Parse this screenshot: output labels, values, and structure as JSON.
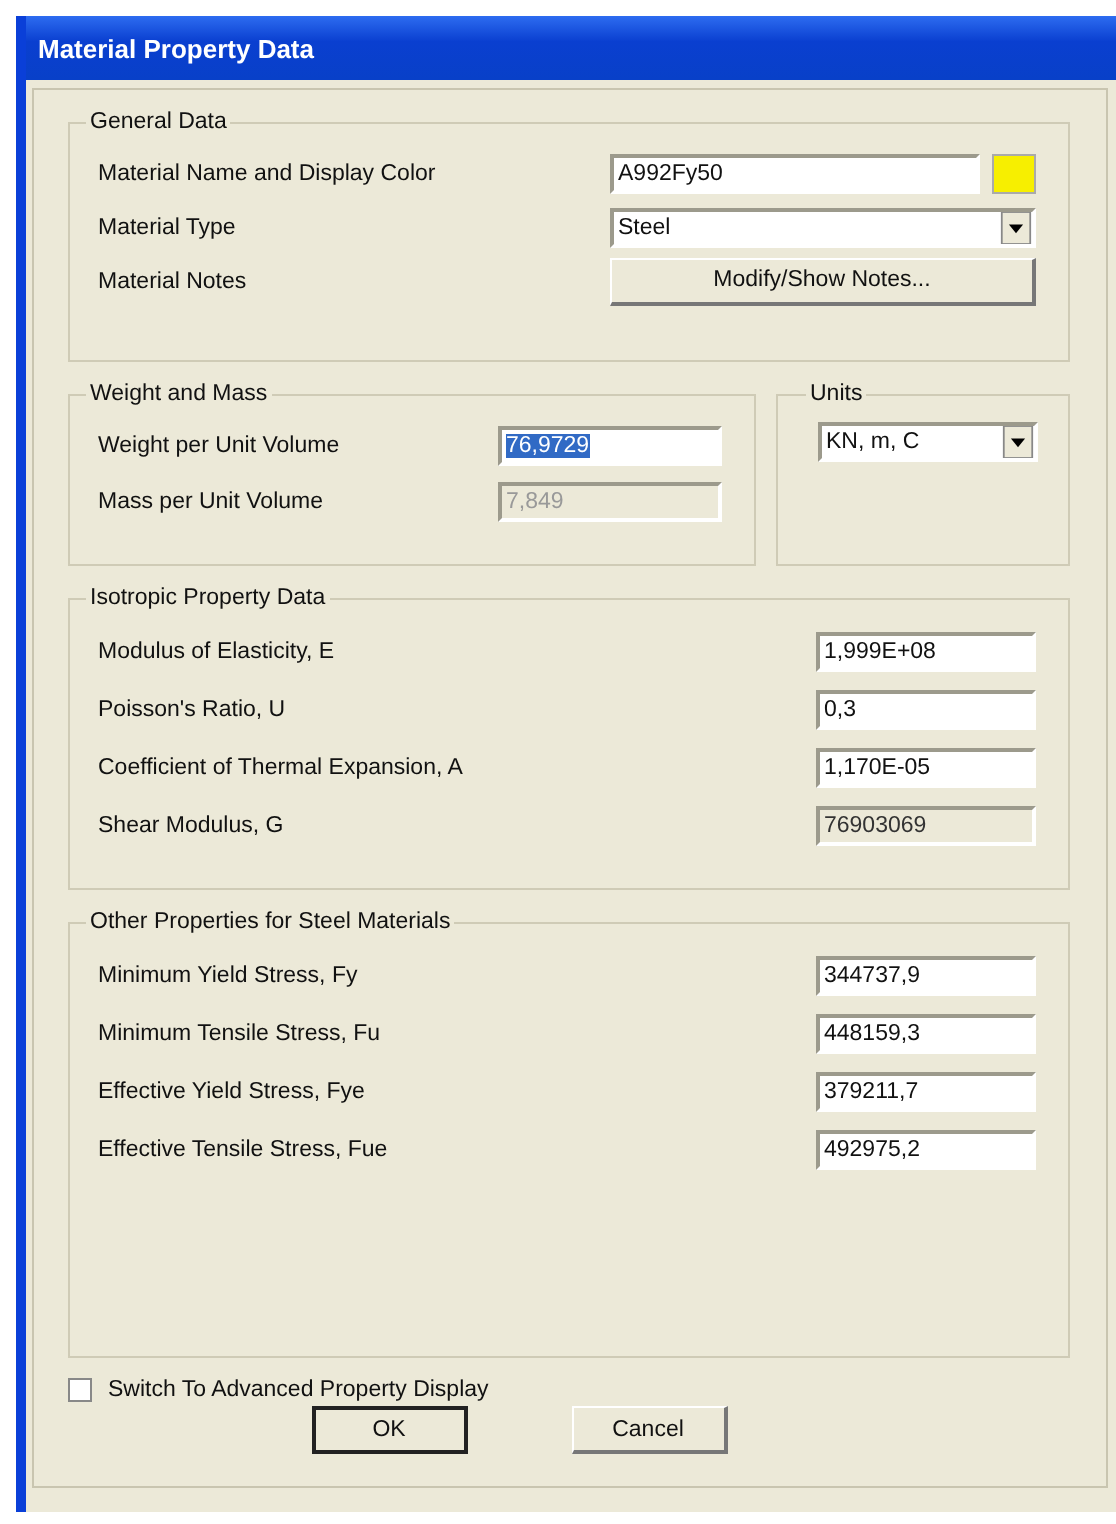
{
  "window": {
    "title": "Material Property Data"
  },
  "general_data": {
    "title": "General Data",
    "rows": [
      {
        "kind": "text_color",
        "label": "Material Name and Display Color",
        "value": "A992Fy50",
        "color": "#f7ef00"
      },
      {
        "kind": "dropdown",
        "label": "Material Type",
        "value": "Steel"
      },
      {
        "kind": "button",
        "label": "Material Notes",
        "value": "Modify/Show Notes..."
      }
    ]
  },
  "weight_and_mass": {
    "title": "Weight and Mass",
    "rows": [
      {
        "label": "Weight per Unit Volume",
        "value": "76,9729",
        "selected": true,
        "disabled": false
      },
      {
        "label": "Mass per Unit Volume",
        "value": "7,849",
        "selected": false,
        "disabled": true
      }
    ]
  },
  "units": {
    "title": "Units",
    "value": "KN, m, C"
  },
  "isotropic_property_data": {
    "title": "Isotropic Property Data",
    "rows": [
      {
        "label": "Modulus of Elasticity,  E",
        "value": "1,999E+08",
        "disabled": false
      },
      {
        "label": "Poisson's Ratio,  U",
        "value": "0,3",
        "disabled": false
      },
      {
        "label": "Coefficient of Thermal Expansion,  A",
        "value": "1,170E-05",
        "disabled": false
      },
      {
        "label": "Shear Modulus,  G",
        "value": "76903069",
        "disabled": true
      }
    ]
  },
  "steel_properties": {
    "title": "Other Properties for Steel Materials",
    "rows": [
      {
        "label": "Minimum Yield Stress, Fy",
        "value": "344737,9",
        "disabled": false
      },
      {
        "label": "Minimum Tensile Stress, Fu",
        "value": "448159,3",
        "disabled": false
      },
      {
        "label": "Effective Yield Stress, Fye",
        "value": "379211,7",
        "disabled": false
      },
      {
        "label": "Effective Tensile Stress, Fue",
        "value": "492975,2",
        "disabled": false
      }
    ]
  },
  "advanced_display": {
    "label": "Switch To Advanced Property Display",
    "checked": false
  },
  "buttons": [
    {
      "label": "OK",
      "default": true
    },
    {
      "label": "Cancel",
      "default": false
    }
  ]
}
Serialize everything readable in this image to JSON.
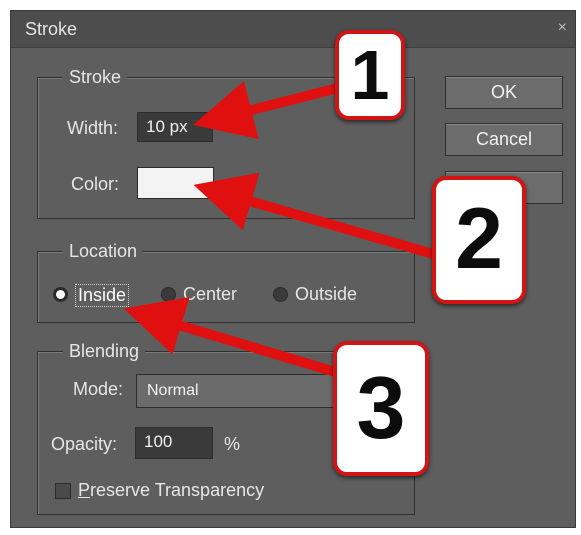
{
  "dialog": {
    "title": "Stroke",
    "close_glyph": "×"
  },
  "stroke_group": {
    "legend": "Stroke",
    "width_label": "Width:",
    "width_value": "10 px",
    "color_label": "Color:",
    "color_value": "#f3f3f3"
  },
  "location_group": {
    "legend": "Location",
    "options": [
      {
        "label": "Inside",
        "selected": true
      },
      {
        "label": "Center",
        "selected": false
      },
      {
        "label": "Outside",
        "selected": false
      }
    ]
  },
  "blending_group": {
    "legend": "Blending",
    "mode_label": "Mode:",
    "mode_value": "Normal",
    "opacity_label": "Opacity:",
    "opacity_value": "100",
    "opacity_unit": "%",
    "preserve_label": "Preserve Transparency",
    "preserve_checked": false
  },
  "buttons": {
    "ok": "OK",
    "cancel": "Cancel"
  },
  "annotations": [
    {
      "number": "1"
    },
    {
      "number": "2"
    },
    {
      "number": "3"
    }
  ],
  "colors": {
    "arrow": "#e01010",
    "badge_border": "#d11414",
    "dialog_bg": "#5e5e5e"
  },
  "icons": {
    "close": "close-icon",
    "dropdown": "chevron-down-icon"
  }
}
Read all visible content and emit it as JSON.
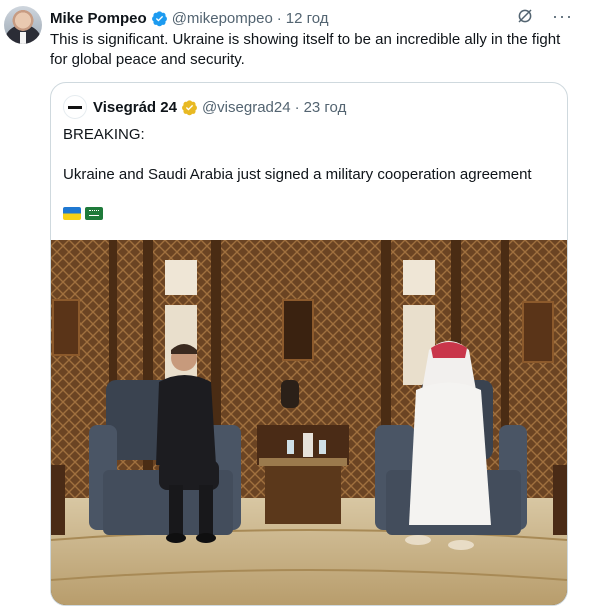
{
  "tweet": {
    "author_name": "Mike Pompeo",
    "handle": "@mikepompeo",
    "separator": "·",
    "time": "12 год",
    "text": "This is significant. Ukraine is showing itself to be an incredible ally in the fight for global peace and security.",
    "verified_color": "#1d9bf0",
    "more_label": "···"
  },
  "quote": {
    "author_name": "Visegrád 24",
    "handle": "@visegrad24",
    "separator": "·",
    "time": "23 год",
    "verified_color": "#e8b923",
    "text_line1": "BREAKING:",
    "text_line2": "Ukraine and Saudi Arabia just signed a military cooperation agreement",
    "flags": [
      "ukraine-flag",
      "saudi-arabia-flag"
    ]
  },
  "icons": {
    "verified": "verified-badge-icon",
    "grok": "grok-icon",
    "more": "more-icon"
  }
}
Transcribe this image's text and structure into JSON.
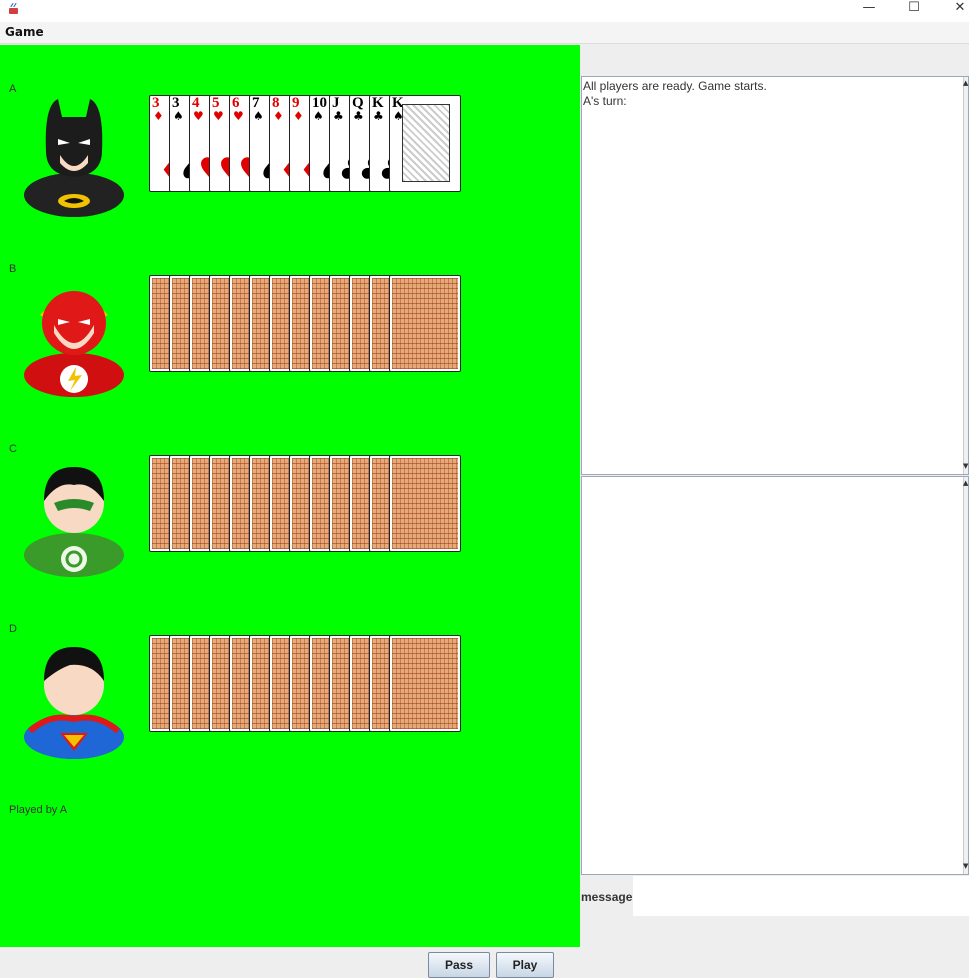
{
  "window": {
    "minimize": "—",
    "maximize": "☐",
    "close": "✕"
  },
  "menu": {
    "game": "Game"
  },
  "players": [
    {
      "name": "A",
      "hero": "batman-avatar",
      "cards_face_up": true,
      "cards": [
        {
          "rank": "3",
          "suit": "♦",
          "color": "red"
        },
        {
          "rank": "3",
          "suit": "♠",
          "color": "black"
        },
        {
          "rank": "4",
          "suit": "♥",
          "color": "red"
        },
        {
          "rank": "5",
          "suit": "♥",
          "color": "red"
        },
        {
          "rank": "6",
          "suit": "♥",
          "color": "red"
        },
        {
          "rank": "7",
          "suit": "♠",
          "color": "black"
        },
        {
          "rank": "8",
          "suit": "♦",
          "color": "red"
        },
        {
          "rank": "9",
          "suit": "♦",
          "color": "red"
        },
        {
          "rank": "10",
          "suit": "♠",
          "color": "black"
        },
        {
          "rank": "J",
          "suit": "♣",
          "color": "black"
        },
        {
          "rank": "Q",
          "suit": "♣",
          "color": "black"
        },
        {
          "rank": "K",
          "suit": "♣",
          "color": "black"
        },
        {
          "rank": "K",
          "suit": "♠",
          "color": "black"
        }
      ]
    },
    {
      "name": "B",
      "hero": "flash-avatar",
      "cards_face_up": false,
      "card_count": 13
    },
    {
      "name": "C",
      "hero": "green-lantern-avatar",
      "cards_face_up": false,
      "card_count": 13
    },
    {
      "name": "D",
      "hero": "superman-avatar",
      "cards_face_up": false,
      "card_count": 13
    }
  ],
  "played_label": "Played by A",
  "log": [
    "All players are ready. Game starts.",
    "A's turn:"
  ],
  "chat": {
    "message_label": "message",
    "message_value": ""
  },
  "buttons": {
    "pass": "Pass",
    "play": "Play"
  },
  "colors": {
    "table": "#00ff00",
    "card_back": "#e8a878"
  }
}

++++

● **Written task**: Find how many lines in the material hold the word "structure" and state that number alone.

● **Solution for this exercise**: 2